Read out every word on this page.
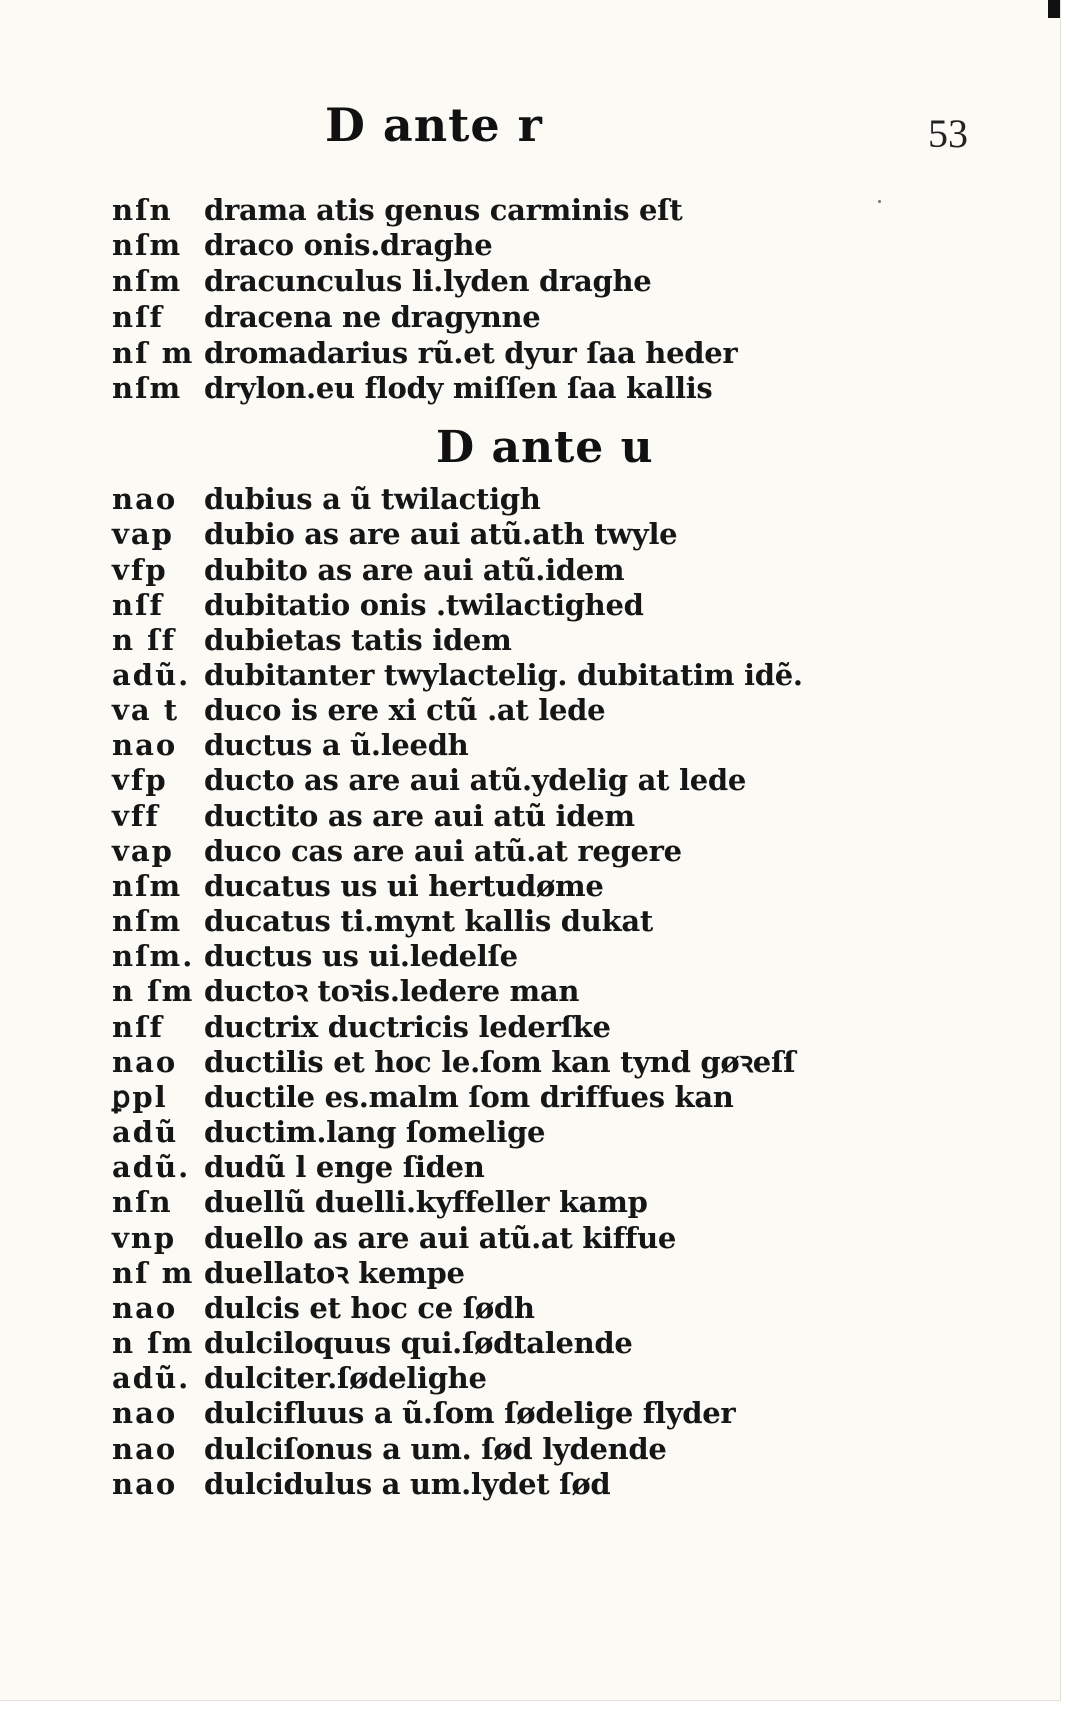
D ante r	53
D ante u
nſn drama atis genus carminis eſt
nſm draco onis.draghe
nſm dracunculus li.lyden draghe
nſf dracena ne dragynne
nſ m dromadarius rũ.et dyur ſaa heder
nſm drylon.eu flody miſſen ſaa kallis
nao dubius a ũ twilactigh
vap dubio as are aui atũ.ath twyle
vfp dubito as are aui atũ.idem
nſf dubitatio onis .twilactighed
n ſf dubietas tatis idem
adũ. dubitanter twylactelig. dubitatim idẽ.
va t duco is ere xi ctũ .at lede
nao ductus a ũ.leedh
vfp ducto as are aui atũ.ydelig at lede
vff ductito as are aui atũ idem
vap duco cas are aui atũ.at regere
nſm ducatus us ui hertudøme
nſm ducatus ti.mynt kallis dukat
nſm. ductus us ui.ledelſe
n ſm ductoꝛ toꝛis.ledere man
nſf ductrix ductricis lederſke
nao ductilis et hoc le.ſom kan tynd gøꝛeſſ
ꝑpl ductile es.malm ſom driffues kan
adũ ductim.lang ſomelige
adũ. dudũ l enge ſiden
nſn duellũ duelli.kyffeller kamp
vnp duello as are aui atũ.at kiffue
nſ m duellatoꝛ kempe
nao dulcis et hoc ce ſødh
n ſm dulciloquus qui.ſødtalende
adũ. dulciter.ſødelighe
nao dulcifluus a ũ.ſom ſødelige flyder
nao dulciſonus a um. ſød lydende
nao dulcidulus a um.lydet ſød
● ● ●
> _What the task requires_:
Reproduce each line from the records that contains the word "onis".

> _Exercise response_:
nſm draco onis.draghe
nſf dubitatio onis .twilactighed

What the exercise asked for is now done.